%%

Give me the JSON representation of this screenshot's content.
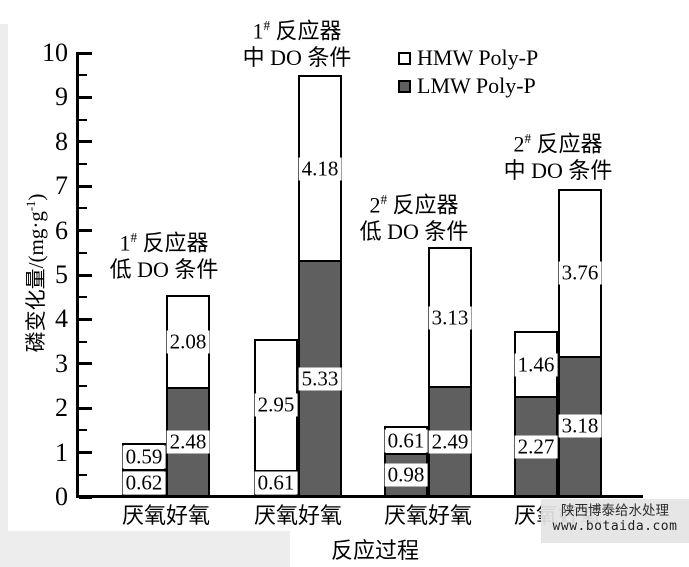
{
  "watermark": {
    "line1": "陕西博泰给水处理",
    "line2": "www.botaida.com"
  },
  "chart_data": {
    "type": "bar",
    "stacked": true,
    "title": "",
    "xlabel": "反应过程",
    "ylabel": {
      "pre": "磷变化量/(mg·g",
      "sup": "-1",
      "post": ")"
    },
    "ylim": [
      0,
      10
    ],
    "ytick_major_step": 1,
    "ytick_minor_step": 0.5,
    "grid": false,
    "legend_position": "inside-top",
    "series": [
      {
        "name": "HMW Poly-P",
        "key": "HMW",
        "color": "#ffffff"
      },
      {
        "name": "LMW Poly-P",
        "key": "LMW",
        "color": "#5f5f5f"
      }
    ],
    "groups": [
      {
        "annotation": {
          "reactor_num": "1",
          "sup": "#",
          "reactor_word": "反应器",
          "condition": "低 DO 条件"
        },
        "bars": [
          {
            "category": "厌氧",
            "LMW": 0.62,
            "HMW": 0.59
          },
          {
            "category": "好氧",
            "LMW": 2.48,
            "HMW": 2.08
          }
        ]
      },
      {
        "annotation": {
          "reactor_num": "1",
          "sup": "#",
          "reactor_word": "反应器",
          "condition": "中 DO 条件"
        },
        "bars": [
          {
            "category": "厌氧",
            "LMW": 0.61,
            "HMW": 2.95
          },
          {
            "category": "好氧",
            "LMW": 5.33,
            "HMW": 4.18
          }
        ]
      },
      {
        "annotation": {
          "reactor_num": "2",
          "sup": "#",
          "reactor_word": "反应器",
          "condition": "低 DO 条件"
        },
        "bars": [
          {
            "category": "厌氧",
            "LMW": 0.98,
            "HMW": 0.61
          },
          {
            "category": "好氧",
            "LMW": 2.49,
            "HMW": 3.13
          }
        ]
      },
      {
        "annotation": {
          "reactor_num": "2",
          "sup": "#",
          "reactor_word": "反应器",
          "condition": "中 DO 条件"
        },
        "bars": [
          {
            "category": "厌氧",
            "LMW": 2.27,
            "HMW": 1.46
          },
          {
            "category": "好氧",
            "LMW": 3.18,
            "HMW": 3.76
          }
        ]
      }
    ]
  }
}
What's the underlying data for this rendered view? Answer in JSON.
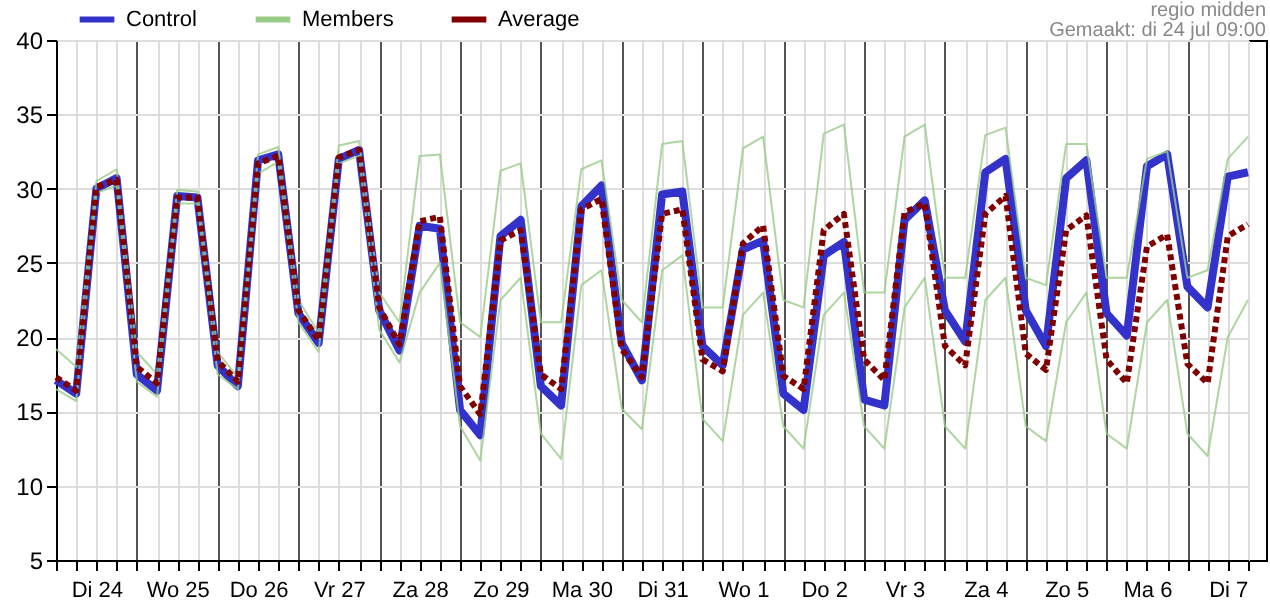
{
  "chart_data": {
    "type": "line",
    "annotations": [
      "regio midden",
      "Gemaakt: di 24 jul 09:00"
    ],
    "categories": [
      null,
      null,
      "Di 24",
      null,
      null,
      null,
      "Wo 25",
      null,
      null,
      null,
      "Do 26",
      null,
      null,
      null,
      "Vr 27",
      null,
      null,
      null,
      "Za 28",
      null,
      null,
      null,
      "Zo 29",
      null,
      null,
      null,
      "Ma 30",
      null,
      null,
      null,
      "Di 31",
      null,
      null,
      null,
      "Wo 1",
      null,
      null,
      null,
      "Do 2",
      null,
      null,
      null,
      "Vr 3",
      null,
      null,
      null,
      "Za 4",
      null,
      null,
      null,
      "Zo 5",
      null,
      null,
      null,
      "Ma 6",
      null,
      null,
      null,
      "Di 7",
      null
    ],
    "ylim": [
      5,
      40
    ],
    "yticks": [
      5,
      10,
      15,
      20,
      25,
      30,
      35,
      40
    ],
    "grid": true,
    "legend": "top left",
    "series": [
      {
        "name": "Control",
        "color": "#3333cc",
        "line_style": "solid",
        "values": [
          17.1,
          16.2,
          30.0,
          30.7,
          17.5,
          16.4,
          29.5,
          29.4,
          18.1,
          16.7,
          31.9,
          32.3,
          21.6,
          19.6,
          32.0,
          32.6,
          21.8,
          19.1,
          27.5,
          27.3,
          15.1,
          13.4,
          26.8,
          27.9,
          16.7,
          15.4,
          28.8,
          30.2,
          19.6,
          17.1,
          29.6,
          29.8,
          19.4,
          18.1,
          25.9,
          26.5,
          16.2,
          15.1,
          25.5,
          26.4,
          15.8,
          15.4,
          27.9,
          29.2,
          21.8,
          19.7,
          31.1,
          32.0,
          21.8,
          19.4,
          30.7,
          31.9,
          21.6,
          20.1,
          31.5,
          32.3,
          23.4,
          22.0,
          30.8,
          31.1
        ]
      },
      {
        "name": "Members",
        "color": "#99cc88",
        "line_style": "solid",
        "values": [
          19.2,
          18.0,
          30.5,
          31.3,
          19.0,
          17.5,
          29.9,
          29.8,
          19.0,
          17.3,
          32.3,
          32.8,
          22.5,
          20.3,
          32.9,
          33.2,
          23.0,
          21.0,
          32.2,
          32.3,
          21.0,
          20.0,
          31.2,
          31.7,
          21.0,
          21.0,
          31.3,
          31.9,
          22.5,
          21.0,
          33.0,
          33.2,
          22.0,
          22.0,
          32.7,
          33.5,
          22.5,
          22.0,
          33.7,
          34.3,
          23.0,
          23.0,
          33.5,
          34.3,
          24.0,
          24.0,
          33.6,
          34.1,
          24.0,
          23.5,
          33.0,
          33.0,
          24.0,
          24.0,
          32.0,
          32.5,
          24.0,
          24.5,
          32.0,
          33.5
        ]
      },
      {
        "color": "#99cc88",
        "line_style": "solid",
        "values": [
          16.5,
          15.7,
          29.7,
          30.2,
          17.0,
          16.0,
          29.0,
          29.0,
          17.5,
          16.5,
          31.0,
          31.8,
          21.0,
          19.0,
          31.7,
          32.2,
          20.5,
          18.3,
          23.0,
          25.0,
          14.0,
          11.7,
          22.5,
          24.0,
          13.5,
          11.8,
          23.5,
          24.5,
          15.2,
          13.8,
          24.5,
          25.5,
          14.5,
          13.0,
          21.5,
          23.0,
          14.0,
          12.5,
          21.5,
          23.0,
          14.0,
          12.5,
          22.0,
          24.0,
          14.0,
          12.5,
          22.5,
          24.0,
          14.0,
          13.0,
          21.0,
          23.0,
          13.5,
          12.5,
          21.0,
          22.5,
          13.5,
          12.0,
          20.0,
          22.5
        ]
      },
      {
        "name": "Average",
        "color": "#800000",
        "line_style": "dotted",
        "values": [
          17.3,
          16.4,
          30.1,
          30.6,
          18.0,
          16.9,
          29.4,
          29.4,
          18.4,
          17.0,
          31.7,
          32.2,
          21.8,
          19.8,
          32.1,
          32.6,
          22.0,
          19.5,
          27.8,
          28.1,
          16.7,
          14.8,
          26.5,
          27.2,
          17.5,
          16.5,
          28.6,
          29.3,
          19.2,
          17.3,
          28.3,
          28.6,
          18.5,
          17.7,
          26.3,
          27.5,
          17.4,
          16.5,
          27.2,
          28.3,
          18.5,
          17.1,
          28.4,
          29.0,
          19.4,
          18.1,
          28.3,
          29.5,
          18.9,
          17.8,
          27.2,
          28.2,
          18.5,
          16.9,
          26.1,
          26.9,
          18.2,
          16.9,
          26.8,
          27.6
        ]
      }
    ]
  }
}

%%

**REQUIREMENT:** Reproduce every record word for word. The copy must contain no pictures.

**EXPECTED OUTPUT:**
Give me the JSON representation of this screenshot's content.
{
  "watermark": {
    "line1": "陕西博泰给水处理",
    "line2": "www.botaida.com"
  },
  "chart_data": {
    "type": "bar",
    "stacked": true,
    "title": "",
    "xlabel": "反应过程",
    "ylabel": {
      "pre": "磷变化量/(mg·g",
      "sup": "-1",
      "post": ")"
    },
    "ylim": [
      0,
      10
    ],
    "ytick_major_step": 1,
    "ytick_minor_step": 0.5,
    "grid": false,
    "legend_position": "inside-top",
    "series": [
      {
        "name": "HMW Poly-P",
        "key": "HMW",
        "color": "#ffffff"
      },
      {
        "name": "LMW Poly-P",
        "key": "LMW",
        "color": "#5f5f5f"
      }
    ],
    "groups": [
      {
        "annotation": {
          "reactor_num": "1",
          "sup": "#",
          "reactor_word": "反应器",
          "condition": "低 DO 条件"
        },
        "bars": [
          {
            "category": "厌氧",
            "LMW": 0.62,
            "HMW": 0.59
          },
          {
            "category": "好氧",
            "LMW": 2.48,
            "HMW": 2.08
          }
        ]
      },
      {
        "annotation": {
          "reactor_num": "1",
          "sup": "#",
          "reactor_word": "反应器",
          "condition": "中 DO 条件"
        },
        "bars": [
          {
            "category": "厌氧",
            "LMW": 0.61,
            "HMW": 2.95
          },
          {
            "category": "好氧",
            "LMW": 5.33,
            "HMW": 4.18
          }
        ]
      },
      {
        "annotation": {
          "reactor_num": "2",
          "sup": "#",
          "reactor_word": "反应器",
          "condition": "低 DO 条件"
        },
        "bars": [
          {
            "category": "厌氧",
            "LMW": 0.98,
            "HMW": 0.61
          },
          {
            "category": "好氧",
            "LMW": 2.49,
            "HMW": 3.13
          }
        ]
      },
      {
        "annotation": {
          "reactor_num": "2",
          "sup": "#",
          "reactor_word": "反应器",
          "condition": "中 DO 条件"
        },
        "bars": [
          {
            "category": "厌氧",
            "LMW": 2.27,
            "HMW": 1.46
          },
          {
            "category": "好氧",
            "LMW": 3.18,
            "HMW": 3.76
          }
        ]
      }
    ]
  }
}
What's the underlying data for this rendered view? Answer in JSON.
{
  "chart_data": {
    "type": "line",
    "annotations": [
      "regio midden",
      "Gemaakt: di 24 jul 09:00"
    ],
    "categories": [
      null,
      null,
      "Di 24",
      null,
      null,
      null,
      "Wo 25",
      null,
      null,
      null,
      "Do 26",
      null,
      null,
      null,
      "Vr 27",
      null,
      null,
      null,
      "Za 28",
      null,
      null,
      null,
      "Zo 29",
      null,
      null,
      null,
      "Ma 30",
      null,
      null,
      null,
      "Di 31",
      null,
      null,
      null,
      "Wo 1",
      null,
      null,
      null,
      "Do 2",
      null,
      null,
      null,
      "Vr 3",
      null,
      null,
      null,
      "Za 4",
      null,
      null,
      null,
      "Zo 5",
      null,
      null,
      null,
      "Ma 6",
      null,
      null,
      null,
      "Di 7",
      null
    ],
    "ylim": [
      5,
      40
    ],
    "yticks": [
      5,
      10,
      15,
      20,
      25,
      30,
      35,
      40
    ],
    "grid": true,
    "legend": "top left",
    "series": [
      {
        "name": "Control",
        "color": "#3333cc",
        "line_style": "solid",
        "values": [
          17.1,
          16.2,
          30.0,
          30.7,
          17.5,
          16.4,
          29.5,
          29.4,
          18.1,
          16.7,
          31.9,
          32.3,
          21.6,
          19.6,
          32.0,
          32.6,
          21.8,
          19.1,
          27.5,
          27.3,
          15.1,
          13.4,
          26.8,
          27.9,
          16.7,
          15.4,
          28.8,
          30.2,
          19.6,
          17.1,
          29.6,
          29.8,
          19.4,
          18.1,
          25.9,
          26.5,
          16.2,
          15.1,
          25.5,
          26.4,
          15.8,
          15.4,
          27.9,
          29.2,
          21.8,
          19.7,
          31.1,
          32.0,
          21.8,
          19.4,
          30.7,
          31.9,
          21.6,
          20.1,
          31.5,
          32.3,
          23.4,
          22.0,
          30.8,
          31.1
        ]
      },
      {
        "name": "Members",
        "color": "#99cc88",
        "line_style": "solid",
        "values": [
          19.2,
          18.0,
          30.5,
          31.3,
          19.0,
          17.5,
          29.9,
          29.8,
          19.0,
          17.3,
          32.3,
          32.8,
          22.5,
          20.3,
          32.9,
          33.2,
          23.0,
          21.0,
          32.2,
          32.3,
          21.0,
          20.0,
          31.2,
          31.7,
          21.0,
          21.0,
          31.3,
          31.9,
          22.5,
          21.0,
          33.0,
          33.2,
          22.0,
          22.0,
          32.7,
          33.5,
          22.5,
          22.0,
          33.7,
          34.3,
          23.0,
          23.0,
          33.5,
          34.3,
          24.0,
          24.0,
          33.6,
          34.1,
          24.0,
          23.5,
          33.0,
          33.0,
          24.0,
          24.0,
          32.0,
          32.5,
          24.0,
          24.5,
          32.0,
          33.5
        ]
      },
      {
        "color": "#99cc88",
        "line_style": "solid",
        "values": [
          16.5,
          15.7,
          29.7,
          30.2,
          17.0,
          16.0,
          29.0,
          29.0,
          17.5,
          16.5,
          31.0,
          31.8,
          21.0,
          19.0,
          31.7,
          32.2,
          20.5,
          18.3,
          23.0,
          25.0,
          14.0,
          11.7,
          22.5,
          24.0,
          13.5,
          11.8,
          23.5,
          24.5,
          15.2,
          13.8,
          24.5,
          25.5,
          14.5,
          13.0,
          21.5,
          23.0,
          14.0,
          12.5,
          21.5,
          23.0,
          14.0,
          12.5,
          22.0,
          24.0,
          14.0,
          12.5,
          22.5,
          24.0,
          14.0,
          13.0,
          21.0,
          23.0,
          13.5,
          12.5,
          21.0,
          22.5,
          13.5,
          12.0,
          20.0,
          22.5
        ]
      },
      {
        "name": "Average",
        "color": "#800000",
        "line_style": "dotted",
        "values": [
          17.3,
          16.4,
          30.1,
          30.6,
          18.0,
          16.9,
          29.4,
          29.4,
          18.4,
          17.0,
          31.7,
          32.2,
          21.8,
          19.8,
          32.1,
          32.6,
          22.0,
          19.5,
          27.8,
          28.1,
          16.7,
          14.8,
          26.5,
          27.2,
          17.5,
          16.5,
          28.6,
          29.3,
          19.2,
          17.3,
          28.3,
          28.6,
          18.5,
          17.7,
          26.3,
          27.5,
          17.4,
          16.5,
          27.2,
          28.3,
          18.5,
          17.1,
          28.4,
          29.0,
          19.4,
          18.1,
          28.3,
          29.5,
          18.9,
          17.8,
          27.2,
          28.2,
          18.5,
          16.9,
          26.1,
          26.9,
          18.2,
          16.9,
          26.8,
          27.6
        ]
      }
    ]
  }
}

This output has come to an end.